*** SUPPLIED MATERIAL ***
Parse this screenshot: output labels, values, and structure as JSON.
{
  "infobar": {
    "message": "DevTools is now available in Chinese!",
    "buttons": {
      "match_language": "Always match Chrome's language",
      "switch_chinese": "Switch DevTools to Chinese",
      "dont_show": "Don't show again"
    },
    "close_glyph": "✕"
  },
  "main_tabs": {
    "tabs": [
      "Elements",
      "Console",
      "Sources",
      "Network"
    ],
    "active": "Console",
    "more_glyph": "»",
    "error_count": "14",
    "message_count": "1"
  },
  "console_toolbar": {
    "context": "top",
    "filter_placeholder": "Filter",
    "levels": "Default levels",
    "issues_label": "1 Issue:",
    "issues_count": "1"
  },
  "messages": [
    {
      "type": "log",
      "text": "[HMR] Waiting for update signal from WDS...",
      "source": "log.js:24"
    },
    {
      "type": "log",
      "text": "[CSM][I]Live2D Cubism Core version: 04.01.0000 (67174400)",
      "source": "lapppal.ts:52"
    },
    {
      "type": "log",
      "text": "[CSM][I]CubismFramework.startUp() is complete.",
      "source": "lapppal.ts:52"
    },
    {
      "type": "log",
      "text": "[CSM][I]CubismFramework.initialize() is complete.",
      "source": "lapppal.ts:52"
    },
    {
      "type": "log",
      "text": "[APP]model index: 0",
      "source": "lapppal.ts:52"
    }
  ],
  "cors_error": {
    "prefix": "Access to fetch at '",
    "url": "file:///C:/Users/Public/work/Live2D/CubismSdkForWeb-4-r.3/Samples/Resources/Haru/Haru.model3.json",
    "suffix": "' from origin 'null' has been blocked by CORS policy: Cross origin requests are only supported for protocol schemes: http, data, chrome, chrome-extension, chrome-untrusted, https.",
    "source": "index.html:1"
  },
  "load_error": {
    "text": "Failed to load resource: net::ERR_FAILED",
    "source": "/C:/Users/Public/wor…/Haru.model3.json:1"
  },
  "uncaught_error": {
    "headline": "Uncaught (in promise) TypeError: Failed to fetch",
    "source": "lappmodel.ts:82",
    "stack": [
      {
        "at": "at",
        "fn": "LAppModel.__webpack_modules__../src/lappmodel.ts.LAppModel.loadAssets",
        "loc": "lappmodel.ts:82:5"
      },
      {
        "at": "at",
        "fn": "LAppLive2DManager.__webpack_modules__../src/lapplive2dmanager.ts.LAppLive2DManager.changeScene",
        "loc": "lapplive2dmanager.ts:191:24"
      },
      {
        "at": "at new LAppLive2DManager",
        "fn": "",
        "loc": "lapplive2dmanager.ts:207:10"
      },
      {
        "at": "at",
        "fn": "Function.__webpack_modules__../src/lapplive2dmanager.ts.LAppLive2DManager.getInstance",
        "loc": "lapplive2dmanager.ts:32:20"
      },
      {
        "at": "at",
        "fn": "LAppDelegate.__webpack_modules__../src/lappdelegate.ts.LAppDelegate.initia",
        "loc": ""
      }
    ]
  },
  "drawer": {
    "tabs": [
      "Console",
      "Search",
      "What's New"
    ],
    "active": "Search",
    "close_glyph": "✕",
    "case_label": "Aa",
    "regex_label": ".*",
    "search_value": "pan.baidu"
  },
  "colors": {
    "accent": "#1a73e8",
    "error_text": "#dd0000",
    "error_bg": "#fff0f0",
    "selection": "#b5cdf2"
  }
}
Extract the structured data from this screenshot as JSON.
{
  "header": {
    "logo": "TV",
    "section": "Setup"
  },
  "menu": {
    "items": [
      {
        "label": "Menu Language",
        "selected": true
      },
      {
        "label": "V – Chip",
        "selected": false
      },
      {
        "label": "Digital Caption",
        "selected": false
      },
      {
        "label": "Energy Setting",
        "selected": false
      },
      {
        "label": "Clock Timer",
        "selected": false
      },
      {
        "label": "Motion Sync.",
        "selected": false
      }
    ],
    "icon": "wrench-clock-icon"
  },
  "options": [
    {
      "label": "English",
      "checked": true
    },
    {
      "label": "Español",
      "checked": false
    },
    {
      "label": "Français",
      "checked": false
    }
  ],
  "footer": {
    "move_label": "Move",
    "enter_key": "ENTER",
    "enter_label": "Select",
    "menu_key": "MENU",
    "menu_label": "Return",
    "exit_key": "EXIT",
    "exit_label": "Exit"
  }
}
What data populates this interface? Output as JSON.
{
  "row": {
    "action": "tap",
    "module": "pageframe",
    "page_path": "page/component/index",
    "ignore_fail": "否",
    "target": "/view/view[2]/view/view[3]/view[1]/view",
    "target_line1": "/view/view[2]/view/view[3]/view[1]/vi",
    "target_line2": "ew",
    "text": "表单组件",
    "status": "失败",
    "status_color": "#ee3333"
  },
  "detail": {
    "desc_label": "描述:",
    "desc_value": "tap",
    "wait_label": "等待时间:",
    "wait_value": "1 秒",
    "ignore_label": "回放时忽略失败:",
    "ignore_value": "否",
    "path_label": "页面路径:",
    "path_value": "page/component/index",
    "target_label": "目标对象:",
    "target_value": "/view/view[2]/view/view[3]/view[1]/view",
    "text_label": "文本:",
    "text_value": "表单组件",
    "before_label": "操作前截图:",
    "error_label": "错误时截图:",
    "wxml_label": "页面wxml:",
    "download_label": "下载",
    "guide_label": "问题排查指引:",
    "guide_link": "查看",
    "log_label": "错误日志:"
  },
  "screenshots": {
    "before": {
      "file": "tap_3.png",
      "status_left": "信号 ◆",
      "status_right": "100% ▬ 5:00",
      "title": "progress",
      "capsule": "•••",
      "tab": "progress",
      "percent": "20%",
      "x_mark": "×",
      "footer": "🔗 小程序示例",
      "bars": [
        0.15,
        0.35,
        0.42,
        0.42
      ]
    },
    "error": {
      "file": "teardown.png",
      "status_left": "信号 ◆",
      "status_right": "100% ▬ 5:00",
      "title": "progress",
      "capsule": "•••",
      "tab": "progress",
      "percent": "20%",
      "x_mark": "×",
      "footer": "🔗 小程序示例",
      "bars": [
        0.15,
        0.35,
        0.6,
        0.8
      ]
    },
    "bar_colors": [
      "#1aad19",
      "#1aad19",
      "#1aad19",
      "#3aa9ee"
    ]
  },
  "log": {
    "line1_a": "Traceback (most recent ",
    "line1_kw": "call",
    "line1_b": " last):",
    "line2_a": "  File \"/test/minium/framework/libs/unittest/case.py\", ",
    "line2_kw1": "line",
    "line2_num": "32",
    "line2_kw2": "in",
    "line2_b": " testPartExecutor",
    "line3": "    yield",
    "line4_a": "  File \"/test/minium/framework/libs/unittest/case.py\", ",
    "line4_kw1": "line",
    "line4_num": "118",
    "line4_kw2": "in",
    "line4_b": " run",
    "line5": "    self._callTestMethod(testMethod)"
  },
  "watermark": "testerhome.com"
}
***
* THE TASK *
Reproduce the entries above in full, verbatim.

* THE RESPONSE *
Parse this screenshot: output labels, values, and structure as JSON.
{
  "infobar": {
    "message": "DevTools is now available in Chinese!",
    "buttons": {
      "match_language": "Always match Chrome's language",
      "switch_chinese": "Switch DevTools to Chinese",
      "dont_show": "Don't show again"
    },
    "close_glyph": "✕"
  },
  "main_tabs": {
    "tabs": [
      "Elements",
      "Console",
      "Sources",
      "Network"
    ],
    "active": "Console",
    "more_glyph": "»",
    "error_count": "14",
    "message_count": "1"
  },
  "console_toolbar": {
    "context": "top",
    "filter_placeholder": "Filter",
    "levels": "Default levels",
    "issues_label": "1 Issue:",
    "issues_count": "1"
  },
  "messages": [
    {
      "type": "log",
      "text": "[HMR] Waiting for update signal from WDS...",
      "source": "log.js:24"
    },
    {
      "type": "log",
      "text": "[CSM][I]Live2D Cubism Core version: 04.01.0000 (67174400)",
      "source": "lapppal.ts:52"
    },
    {
      "type": "log",
      "text": "[CSM][I]CubismFramework.startUp() is complete.",
      "source": "lapppal.ts:52"
    },
    {
      "type": "log",
      "text": "[CSM][I]CubismFramework.initialize() is complete.",
      "source": "lapppal.ts:52"
    },
    {
      "type": "log",
      "text": "[APP]model index: 0",
      "source": "lapppal.ts:52"
    }
  ],
  "cors_error": {
    "prefix": "Access to fetch at '",
    "url": "file:///C:/Users/Public/work/Live2D/CubismSdkForWeb-4-r.3/Samples/Resources/Haru/Haru.model3.json",
    "suffix": "' from origin 'null' has been blocked by CORS policy: Cross origin requests are only supported for protocol schemes: http, data, chrome, chrome-extension, chrome-untrusted, https.",
    "source": "index.html:1"
  },
  "load_error": {
    "text": "Failed to load resource: net::ERR_FAILED",
    "source": "/C:/Users/Public/wor…/Haru.model3.json:1"
  },
  "uncaught_error": {
    "headline": "Uncaught (in promise) TypeError: Failed to fetch",
    "source": "lappmodel.ts:82",
    "stack": [
      {
        "at": "at",
        "fn": "LAppModel.__webpack_modules__../src/lappmodel.ts.LAppModel.loadAssets",
        "loc": "lappmodel.ts:82:5"
      },
      {
        "at": "at",
        "fn": "LAppLive2DManager.__webpack_modules__../src/lapplive2dmanager.ts.LAppLive2DManager.changeScene",
        "loc": "lapplive2dmanager.ts:191:24"
      },
      {
        "at": "at new LAppLive2DManager",
        "fn": "",
        "loc": "lapplive2dmanager.ts:207:10"
      },
      {
        "at": "at",
        "fn": "Function.__webpack_modules__../src/lapplive2dmanager.ts.LAppLive2DManager.getInstance",
        "loc": "lapplive2dmanager.ts:32:20"
      },
      {
        "at": "at",
        "fn": "LAppDelegate.__webpack_modules__../src/lappdelegate.ts.LAppDelegate.initia",
        "loc": ""
      }
    ]
  },
  "drawer": {
    "tabs": [
      "Console",
      "Search",
      "What's New"
    ],
    "active": "Search",
    "close_glyph": "✕",
    "case_label": "Aa",
    "regex_label": ".*",
    "search_value": "pan.baidu"
  },
  "colors": {
    "accent": "#1a73e8",
    "error_text": "#dd0000",
    "error_bg": "#fff0f0",
    "selection": "#b5cdf2"
  }
}
Extract the structured data from this screenshot as JSON.
{
  "header": {
    "logo": "TV",
    "section": "Setup"
  },
  "menu": {
    "items": [
      {
        "label": "Menu Language",
        "selected": true
      },
      {
        "label": "V – Chip",
        "selected": false
      },
      {
        "label": "Digital Caption",
        "selected": false
      },
      {
        "label": "Energy Setting",
        "selected": false
      },
      {
        "label": "Clock Timer",
        "selected": false
      },
      {
        "label": "Motion Sync.",
        "selected": false
      }
    ],
    "icon": "wrench-clock-icon"
  },
  "options": [
    {
      "label": "English",
      "checked": true
    },
    {
      "label": "Español",
      "checked": false
    },
    {
      "label": "Français",
      "checked": false
    }
  ],
  "footer": {
    "move_label": "Move",
    "enter_key": "ENTER",
    "enter_label": "Select",
    "menu_key": "MENU",
    "menu_label": "Return",
    "exit_key": "EXIT",
    "exit_label": "Exit"
  }
}
What data populates this interface? Output as JSON.
{
  "row": {
    "action": "tap",
    "module": "pageframe",
    "page_path": "page/component/index",
    "ignore_fail": "否",
    "target": "/view/view[2]/view/view[3]/view[1]/view",
    "target_line1": "/view/view[2]/view/view[3]/view[1]/vi",
    "target_line2": "ew",
    "text": "表单组件",
    "status": "失败",
    "status_color": "#ee3333"
  },
  "detail": {
    "desc_label": "描述:",
    "desc_value": "tap",
    "wait_label": "等待时间:",
    "wait_value": "1 秒",
    "ignore_label": "回放时忽略失败:",
    "ignore_value": "否",
    "path_label": "页面路径:",
    "path_value": "page/component/index",
    "target_label": "目标对象:",
    "target_value": "/view/view[2]/view/view[3]/view[1]/view",
    "text_label": "文本:",
    "text_value": "表单组件",
    "before_label": "操作前截图:",
    "error_label": "错误时截图:",
    "wxml_label": "页面wxml:",
    "download_label": "下载",
    "guide_label": "问题排查指引:",
    "guide_link": "查看",
    "log_label": "错误日志:"
  },
  "screenshots": {
    "before": {
      "file": "tap_3.png",
      "status_left": "信号 ◆",
      "status_right": "100% ▬ 5:00",
      "title": "progress",
      "capsule": "•••",
      "tab": "progress",
      "percent": "20%",
      "x_mark": "×",
      "footer": "🔗 小程序示例",
      "bars": [
        0.15,
        0.35,
        0.42,
        0.42
      ]
    },
    "error": {
      "file": "teardown.png",
      "status_left": "信号 ◆",
      "status_right": "100% ▬ 5:00",
      "title": "progress",
      "capsule": "•••",
      "tab": "progress",
      "percent": "20%",
      "x_mark": "×",
      "footer": "🔗 小程序示例",
      "bars": [
        0.15,
        0.35,
        0.6,
        0.8
      ]
    },
    "bar_colors": [
      "#1aad19",
      "#1aad19",
      "#1aad19",
      "#3aa9ee"
    ]
  },
  "log": {
    "line1_a": "Traceback (most recent ",
    "line1_kw": "call",
    "line1_b": " last):",
    "line2_a": "  File \"/test/minium/framework/libs/unittest/case.py\", ",
    "line2_kw1": "line",
    "line2_num": "32",
    "line2_kw2": "in",
    "line2_b": " testPartExecutor",
    "line3": "    yield",
    "line4_a": "  File \"/test/minium/framework/libs/unittest/case.py\", ",
    "line4_kw1": "line",
    "line4_num": "118",
    "line4_kw2": "in",
    "line4_b": " run",
    "line5": "    self._callTestMethod(testMethod)"
  },
  "watermark": "testerhome.com"
}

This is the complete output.